- Exercise task
In the data below, find every line that has the string "panel", and copy it.

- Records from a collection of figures
====================
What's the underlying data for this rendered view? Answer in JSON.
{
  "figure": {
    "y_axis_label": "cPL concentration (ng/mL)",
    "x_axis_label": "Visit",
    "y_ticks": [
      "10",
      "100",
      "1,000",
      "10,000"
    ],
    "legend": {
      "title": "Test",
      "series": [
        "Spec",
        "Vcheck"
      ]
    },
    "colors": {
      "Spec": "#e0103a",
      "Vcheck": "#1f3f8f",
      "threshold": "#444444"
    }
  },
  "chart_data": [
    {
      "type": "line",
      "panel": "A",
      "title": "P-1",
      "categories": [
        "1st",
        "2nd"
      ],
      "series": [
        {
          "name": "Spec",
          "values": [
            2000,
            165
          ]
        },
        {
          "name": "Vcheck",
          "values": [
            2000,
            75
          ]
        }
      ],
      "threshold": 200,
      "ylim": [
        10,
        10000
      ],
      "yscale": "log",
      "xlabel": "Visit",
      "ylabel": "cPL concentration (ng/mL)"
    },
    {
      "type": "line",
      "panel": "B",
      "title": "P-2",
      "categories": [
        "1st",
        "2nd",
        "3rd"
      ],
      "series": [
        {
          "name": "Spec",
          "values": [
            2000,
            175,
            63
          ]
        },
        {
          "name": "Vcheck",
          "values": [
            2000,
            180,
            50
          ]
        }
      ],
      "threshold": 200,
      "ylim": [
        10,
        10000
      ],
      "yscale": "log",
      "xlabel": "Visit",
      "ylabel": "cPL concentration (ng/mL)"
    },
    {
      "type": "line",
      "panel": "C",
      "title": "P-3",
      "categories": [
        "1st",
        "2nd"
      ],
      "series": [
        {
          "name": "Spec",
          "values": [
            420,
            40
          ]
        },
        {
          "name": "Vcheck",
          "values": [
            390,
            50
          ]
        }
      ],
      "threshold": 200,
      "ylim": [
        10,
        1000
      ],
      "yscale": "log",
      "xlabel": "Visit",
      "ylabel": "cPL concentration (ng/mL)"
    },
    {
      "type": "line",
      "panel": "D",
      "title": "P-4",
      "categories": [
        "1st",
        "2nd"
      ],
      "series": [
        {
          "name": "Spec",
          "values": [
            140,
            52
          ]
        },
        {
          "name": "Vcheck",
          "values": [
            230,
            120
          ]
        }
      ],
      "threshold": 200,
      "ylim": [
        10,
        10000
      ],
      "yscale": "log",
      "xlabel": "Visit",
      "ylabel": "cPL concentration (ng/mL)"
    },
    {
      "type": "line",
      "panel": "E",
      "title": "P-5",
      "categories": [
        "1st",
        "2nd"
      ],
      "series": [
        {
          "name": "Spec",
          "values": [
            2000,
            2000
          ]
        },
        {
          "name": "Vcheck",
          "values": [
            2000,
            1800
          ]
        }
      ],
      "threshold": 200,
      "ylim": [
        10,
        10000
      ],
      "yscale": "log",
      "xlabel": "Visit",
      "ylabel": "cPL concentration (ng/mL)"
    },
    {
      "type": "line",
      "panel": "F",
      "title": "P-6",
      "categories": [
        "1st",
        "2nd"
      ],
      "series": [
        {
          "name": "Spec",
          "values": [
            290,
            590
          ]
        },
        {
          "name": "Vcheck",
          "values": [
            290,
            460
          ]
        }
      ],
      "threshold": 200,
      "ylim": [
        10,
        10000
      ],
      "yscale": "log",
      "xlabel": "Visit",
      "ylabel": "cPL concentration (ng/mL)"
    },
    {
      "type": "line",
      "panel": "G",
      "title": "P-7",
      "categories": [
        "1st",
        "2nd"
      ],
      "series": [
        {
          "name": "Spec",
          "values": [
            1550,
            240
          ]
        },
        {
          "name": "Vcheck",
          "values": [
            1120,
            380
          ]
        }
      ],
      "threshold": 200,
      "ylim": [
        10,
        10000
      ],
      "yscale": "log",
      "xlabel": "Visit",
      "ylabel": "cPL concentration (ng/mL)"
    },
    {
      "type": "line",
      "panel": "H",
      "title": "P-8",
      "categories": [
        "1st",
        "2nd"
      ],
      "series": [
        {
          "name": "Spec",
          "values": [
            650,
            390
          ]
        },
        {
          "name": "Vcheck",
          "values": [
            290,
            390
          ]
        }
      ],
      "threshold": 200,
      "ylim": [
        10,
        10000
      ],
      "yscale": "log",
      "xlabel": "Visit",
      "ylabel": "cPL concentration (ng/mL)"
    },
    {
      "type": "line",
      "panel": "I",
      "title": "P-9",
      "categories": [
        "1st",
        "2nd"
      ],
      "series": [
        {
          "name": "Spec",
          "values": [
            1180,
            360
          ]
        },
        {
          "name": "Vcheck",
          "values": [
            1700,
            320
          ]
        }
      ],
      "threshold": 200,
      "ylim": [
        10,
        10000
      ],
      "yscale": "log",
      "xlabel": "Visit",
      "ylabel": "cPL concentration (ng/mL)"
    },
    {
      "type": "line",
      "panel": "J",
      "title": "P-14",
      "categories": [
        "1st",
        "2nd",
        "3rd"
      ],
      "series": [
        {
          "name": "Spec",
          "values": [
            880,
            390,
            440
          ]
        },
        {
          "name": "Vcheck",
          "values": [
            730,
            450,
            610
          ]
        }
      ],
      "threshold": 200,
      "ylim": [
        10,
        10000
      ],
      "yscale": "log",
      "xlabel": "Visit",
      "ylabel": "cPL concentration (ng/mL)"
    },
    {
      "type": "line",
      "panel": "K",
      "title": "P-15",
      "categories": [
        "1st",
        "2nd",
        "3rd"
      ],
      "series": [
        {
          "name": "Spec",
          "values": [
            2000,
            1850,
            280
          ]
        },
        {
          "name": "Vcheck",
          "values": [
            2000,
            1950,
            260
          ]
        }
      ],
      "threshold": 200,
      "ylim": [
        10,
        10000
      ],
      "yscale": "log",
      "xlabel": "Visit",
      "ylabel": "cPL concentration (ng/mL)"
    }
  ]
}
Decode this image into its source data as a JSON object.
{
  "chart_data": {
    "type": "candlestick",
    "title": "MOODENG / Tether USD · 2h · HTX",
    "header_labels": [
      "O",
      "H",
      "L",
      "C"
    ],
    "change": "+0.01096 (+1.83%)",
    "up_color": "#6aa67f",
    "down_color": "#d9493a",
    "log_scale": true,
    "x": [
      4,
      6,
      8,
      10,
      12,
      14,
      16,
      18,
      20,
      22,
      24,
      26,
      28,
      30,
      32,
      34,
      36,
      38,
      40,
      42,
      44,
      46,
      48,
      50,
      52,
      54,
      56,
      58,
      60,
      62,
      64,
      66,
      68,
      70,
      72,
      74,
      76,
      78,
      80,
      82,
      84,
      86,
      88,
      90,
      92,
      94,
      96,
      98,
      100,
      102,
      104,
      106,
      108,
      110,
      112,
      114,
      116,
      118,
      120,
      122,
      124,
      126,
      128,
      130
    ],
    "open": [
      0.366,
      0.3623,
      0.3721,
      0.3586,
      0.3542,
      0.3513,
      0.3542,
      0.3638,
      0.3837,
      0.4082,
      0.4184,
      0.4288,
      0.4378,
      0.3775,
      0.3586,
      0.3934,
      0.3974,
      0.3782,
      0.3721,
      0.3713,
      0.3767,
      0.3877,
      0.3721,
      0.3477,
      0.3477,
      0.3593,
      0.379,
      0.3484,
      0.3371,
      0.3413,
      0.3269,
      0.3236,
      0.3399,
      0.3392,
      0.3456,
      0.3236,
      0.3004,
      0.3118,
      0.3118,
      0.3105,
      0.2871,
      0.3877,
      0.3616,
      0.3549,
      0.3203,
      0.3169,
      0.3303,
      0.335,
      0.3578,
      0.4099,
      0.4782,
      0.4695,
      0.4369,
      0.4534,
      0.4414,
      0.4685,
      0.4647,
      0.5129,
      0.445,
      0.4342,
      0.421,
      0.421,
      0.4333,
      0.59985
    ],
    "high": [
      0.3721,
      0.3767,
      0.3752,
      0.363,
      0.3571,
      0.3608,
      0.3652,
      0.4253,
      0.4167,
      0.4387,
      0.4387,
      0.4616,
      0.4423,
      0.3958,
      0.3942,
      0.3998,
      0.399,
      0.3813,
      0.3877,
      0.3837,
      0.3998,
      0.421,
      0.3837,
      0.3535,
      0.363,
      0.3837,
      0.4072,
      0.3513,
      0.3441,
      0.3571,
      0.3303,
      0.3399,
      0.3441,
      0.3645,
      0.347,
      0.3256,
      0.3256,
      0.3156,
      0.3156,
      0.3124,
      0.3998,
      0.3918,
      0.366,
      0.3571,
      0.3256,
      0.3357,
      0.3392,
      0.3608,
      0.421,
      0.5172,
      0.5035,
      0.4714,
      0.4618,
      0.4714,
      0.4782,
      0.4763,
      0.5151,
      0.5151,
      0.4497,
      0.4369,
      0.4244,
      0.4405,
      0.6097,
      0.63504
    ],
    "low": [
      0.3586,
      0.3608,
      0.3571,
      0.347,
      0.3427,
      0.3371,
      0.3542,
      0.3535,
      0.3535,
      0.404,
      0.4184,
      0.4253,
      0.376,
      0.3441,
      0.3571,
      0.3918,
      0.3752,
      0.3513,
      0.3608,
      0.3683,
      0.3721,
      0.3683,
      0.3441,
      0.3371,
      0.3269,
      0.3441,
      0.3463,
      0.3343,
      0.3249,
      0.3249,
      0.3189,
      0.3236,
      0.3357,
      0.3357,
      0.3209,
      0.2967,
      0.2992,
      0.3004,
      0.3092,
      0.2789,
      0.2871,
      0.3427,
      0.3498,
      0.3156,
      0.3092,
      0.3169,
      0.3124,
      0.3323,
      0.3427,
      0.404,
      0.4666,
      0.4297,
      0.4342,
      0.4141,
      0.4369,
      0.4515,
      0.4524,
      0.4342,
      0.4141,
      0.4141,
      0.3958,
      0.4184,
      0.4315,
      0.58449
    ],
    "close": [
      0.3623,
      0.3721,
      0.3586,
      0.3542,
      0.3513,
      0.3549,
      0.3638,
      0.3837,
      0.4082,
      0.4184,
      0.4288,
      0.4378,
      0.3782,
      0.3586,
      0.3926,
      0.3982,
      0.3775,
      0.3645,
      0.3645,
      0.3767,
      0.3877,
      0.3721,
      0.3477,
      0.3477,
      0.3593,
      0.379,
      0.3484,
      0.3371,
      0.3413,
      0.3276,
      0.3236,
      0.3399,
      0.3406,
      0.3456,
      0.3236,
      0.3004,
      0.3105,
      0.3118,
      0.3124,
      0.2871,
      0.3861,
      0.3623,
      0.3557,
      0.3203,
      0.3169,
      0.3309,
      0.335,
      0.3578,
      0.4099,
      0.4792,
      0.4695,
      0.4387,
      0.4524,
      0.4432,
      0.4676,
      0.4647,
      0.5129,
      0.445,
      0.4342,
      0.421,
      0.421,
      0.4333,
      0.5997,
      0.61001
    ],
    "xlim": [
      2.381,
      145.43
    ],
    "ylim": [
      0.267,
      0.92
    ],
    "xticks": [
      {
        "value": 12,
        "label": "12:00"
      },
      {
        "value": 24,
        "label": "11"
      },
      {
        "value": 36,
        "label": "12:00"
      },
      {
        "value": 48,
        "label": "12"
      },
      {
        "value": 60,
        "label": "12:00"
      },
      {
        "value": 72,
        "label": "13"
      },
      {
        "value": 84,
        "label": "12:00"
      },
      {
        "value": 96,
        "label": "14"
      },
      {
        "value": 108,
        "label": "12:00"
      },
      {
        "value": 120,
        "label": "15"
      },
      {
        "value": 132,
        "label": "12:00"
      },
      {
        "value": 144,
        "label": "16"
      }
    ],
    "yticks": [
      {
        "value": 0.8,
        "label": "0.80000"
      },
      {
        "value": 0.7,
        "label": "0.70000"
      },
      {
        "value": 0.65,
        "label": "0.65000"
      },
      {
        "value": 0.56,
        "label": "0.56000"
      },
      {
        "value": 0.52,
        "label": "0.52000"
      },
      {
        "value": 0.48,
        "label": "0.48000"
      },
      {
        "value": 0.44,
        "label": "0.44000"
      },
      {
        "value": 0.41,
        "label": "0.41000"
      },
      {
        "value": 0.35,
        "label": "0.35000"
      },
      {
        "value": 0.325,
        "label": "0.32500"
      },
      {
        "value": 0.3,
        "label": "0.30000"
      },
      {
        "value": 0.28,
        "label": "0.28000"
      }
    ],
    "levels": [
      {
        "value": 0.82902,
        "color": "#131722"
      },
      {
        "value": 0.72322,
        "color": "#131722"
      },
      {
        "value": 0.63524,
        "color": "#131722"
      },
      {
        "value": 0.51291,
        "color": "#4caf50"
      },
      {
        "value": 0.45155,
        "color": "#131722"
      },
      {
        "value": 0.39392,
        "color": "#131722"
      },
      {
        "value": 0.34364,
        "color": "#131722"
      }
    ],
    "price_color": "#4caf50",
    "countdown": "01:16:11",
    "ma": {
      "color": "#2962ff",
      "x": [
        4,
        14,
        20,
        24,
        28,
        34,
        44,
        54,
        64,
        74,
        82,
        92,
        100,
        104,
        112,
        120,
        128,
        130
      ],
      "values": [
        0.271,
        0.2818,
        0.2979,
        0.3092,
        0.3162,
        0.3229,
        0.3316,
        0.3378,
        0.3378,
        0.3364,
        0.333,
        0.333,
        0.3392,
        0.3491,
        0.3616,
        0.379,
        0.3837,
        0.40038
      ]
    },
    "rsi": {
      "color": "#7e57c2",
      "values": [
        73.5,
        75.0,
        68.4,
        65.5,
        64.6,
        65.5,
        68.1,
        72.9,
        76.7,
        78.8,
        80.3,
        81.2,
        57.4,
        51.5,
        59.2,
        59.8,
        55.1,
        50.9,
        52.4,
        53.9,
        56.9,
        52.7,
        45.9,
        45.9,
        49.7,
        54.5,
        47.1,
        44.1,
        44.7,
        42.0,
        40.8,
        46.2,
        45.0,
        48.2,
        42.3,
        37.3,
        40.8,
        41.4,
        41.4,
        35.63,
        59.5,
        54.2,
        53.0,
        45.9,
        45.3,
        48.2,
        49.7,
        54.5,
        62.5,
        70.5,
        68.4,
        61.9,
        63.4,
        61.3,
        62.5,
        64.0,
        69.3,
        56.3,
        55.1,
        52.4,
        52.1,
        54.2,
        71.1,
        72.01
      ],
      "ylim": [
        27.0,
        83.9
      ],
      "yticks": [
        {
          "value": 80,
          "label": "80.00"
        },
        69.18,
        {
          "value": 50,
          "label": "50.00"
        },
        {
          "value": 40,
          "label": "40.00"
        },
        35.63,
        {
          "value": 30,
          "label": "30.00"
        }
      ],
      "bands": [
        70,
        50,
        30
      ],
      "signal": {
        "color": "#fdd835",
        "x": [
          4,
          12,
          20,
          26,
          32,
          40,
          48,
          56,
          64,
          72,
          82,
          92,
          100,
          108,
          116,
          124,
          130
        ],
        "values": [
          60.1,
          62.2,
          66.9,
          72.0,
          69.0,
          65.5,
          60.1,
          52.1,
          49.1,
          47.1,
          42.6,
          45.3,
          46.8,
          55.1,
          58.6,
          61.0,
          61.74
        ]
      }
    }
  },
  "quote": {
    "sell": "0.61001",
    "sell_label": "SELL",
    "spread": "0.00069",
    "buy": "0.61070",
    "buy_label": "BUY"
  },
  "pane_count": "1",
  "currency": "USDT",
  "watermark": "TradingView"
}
====================
- Written response
      "panel": "A",
      "panel": "B",
      "panel": "C",
      "panel": "D",
      "panel": "E",
      "panel": "F",
      "panel": "G",
      "panel": "H",
      "panel": "I",
      "panel": "J",
      "panel": "K",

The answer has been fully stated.